◆ EXERCISE GOAL: The records below are made of lines; count those holding the word "PhDr" and give the number only.

◆ RECORDS SUPPLIED:
· · · · ·

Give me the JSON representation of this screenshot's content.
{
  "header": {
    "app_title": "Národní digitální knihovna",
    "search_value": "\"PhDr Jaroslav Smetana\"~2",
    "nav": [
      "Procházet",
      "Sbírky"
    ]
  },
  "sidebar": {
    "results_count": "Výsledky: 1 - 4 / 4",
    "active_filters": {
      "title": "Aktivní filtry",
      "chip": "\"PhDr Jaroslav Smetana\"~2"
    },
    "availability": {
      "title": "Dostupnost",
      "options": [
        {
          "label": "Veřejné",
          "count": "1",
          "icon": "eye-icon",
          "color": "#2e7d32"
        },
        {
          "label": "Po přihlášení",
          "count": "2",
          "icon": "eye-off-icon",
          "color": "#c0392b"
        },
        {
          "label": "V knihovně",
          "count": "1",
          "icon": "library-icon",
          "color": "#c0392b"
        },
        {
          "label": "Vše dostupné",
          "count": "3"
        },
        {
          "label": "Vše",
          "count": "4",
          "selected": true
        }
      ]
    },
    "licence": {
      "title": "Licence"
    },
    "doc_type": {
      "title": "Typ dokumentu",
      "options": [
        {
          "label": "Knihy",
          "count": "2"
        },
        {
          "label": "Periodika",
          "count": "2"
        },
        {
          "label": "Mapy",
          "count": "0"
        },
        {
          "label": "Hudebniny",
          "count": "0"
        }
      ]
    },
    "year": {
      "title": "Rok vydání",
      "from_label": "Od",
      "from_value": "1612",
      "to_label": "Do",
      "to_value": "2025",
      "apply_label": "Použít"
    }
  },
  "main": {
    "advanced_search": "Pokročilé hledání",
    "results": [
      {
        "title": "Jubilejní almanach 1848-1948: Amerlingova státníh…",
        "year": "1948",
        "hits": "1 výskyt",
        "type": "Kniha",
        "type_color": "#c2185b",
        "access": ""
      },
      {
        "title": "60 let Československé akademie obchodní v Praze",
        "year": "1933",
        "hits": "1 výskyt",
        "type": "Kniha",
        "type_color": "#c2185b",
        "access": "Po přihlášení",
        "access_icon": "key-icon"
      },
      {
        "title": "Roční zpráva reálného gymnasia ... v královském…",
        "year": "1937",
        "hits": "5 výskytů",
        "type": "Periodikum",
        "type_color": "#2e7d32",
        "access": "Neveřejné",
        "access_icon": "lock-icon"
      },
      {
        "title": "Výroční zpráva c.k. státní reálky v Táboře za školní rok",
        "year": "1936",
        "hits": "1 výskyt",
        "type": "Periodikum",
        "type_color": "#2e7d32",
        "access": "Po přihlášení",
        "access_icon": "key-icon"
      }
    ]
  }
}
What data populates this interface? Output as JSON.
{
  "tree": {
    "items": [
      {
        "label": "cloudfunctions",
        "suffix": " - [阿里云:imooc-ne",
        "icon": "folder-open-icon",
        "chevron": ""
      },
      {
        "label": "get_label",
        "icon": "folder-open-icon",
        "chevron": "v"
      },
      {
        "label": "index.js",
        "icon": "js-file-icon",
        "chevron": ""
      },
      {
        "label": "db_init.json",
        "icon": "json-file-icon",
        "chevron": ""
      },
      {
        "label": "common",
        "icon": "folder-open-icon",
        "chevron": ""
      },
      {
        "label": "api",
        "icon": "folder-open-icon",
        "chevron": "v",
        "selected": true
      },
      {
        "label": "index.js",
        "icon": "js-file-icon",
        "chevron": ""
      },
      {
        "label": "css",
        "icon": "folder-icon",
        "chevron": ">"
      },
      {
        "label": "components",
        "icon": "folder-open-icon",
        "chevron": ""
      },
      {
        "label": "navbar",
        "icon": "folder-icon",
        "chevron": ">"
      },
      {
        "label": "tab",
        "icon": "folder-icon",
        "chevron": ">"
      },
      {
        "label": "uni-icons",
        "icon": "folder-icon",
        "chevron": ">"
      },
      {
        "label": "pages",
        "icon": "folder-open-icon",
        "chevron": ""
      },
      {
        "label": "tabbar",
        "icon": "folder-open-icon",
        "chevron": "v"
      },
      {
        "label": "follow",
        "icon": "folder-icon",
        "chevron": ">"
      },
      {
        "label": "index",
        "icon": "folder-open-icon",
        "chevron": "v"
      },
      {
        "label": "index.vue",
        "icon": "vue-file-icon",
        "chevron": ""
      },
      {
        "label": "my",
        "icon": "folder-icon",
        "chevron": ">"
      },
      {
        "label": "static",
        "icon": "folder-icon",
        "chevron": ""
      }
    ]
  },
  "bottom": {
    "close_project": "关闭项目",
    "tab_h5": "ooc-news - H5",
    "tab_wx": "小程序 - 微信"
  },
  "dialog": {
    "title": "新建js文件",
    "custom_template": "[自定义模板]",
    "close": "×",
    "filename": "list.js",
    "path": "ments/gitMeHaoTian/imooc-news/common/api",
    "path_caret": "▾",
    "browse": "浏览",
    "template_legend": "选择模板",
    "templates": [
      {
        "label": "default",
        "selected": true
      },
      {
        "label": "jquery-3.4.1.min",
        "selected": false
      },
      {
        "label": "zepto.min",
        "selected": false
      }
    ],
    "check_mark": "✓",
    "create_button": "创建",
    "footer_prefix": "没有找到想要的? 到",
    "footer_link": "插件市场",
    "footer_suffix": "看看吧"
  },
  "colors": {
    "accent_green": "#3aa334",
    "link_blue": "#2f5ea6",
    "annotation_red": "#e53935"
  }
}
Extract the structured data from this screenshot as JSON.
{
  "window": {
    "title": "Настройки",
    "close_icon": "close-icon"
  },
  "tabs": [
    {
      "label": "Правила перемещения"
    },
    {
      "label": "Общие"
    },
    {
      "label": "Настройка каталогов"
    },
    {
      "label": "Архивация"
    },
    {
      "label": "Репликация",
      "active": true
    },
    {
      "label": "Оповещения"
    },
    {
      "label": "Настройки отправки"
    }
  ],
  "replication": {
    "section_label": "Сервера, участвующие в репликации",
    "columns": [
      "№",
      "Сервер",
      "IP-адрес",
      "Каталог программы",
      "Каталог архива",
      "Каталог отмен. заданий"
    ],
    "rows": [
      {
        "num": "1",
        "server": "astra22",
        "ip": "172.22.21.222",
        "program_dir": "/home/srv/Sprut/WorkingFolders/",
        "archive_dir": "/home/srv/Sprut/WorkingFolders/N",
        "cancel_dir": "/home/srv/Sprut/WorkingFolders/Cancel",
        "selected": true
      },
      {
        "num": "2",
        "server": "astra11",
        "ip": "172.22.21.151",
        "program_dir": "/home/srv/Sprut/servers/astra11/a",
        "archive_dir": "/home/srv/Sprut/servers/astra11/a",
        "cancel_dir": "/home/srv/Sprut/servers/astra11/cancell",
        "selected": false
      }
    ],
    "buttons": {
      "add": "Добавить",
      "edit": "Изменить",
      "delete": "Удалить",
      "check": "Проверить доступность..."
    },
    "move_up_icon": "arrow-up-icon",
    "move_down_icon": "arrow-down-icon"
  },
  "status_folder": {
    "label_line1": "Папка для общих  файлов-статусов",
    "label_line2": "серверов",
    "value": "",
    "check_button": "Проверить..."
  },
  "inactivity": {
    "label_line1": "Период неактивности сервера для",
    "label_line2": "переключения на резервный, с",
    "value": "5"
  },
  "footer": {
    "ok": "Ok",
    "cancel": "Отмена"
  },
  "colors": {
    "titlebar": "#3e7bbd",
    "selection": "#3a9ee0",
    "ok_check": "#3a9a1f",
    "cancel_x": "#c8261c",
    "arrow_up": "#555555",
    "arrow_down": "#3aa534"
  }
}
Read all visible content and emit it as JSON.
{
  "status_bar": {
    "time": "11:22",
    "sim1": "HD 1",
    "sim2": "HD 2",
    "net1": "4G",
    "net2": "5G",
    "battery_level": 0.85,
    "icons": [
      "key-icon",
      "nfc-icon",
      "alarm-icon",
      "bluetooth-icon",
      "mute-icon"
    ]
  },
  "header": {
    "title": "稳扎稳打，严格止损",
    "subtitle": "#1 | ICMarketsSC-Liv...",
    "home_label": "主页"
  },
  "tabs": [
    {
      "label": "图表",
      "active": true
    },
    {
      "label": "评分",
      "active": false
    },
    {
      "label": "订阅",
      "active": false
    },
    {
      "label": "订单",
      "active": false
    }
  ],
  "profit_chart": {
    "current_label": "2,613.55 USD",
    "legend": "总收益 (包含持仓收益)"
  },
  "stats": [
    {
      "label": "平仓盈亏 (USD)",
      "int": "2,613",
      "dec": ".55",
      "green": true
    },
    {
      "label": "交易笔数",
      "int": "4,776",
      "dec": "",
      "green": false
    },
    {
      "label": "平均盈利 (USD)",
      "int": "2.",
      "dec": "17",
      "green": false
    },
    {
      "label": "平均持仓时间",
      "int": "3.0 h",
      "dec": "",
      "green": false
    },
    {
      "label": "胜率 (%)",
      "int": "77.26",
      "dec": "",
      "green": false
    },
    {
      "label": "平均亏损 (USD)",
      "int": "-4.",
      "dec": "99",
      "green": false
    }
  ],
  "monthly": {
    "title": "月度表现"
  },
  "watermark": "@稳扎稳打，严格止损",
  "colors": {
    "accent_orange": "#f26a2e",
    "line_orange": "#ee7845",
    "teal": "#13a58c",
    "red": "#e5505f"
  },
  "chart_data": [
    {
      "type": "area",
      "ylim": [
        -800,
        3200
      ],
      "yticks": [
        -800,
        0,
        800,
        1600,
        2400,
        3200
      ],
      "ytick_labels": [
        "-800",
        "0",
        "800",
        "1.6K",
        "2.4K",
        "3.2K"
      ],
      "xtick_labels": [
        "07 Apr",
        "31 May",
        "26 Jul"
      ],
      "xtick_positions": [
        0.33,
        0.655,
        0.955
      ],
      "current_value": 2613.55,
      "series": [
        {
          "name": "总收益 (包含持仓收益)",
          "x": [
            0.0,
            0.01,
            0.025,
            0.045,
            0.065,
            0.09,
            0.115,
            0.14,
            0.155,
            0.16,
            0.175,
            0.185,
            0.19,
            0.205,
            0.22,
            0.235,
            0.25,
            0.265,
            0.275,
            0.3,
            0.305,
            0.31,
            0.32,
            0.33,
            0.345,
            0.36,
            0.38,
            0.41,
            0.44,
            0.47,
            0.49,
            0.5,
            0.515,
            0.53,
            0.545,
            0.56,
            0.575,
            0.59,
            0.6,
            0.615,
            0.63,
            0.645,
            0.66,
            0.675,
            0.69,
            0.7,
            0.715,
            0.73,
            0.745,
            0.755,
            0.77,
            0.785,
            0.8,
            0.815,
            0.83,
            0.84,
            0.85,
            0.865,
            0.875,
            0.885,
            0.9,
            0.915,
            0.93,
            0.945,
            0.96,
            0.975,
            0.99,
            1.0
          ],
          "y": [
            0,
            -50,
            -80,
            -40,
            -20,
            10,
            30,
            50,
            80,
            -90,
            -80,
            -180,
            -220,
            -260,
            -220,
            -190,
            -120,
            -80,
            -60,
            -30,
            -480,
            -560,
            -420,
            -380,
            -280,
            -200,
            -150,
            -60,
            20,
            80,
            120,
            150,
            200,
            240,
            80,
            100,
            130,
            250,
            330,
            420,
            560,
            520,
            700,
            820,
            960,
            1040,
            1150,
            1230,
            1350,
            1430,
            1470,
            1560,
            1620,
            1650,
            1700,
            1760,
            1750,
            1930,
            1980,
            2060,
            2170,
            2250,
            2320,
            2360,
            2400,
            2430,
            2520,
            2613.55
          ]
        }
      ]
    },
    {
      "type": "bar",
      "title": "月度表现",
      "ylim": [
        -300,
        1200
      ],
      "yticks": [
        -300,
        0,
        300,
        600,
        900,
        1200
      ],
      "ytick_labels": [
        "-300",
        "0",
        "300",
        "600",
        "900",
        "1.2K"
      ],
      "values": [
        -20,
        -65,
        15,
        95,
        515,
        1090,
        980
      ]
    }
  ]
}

· · · · ·

◆ RESPONSE: 2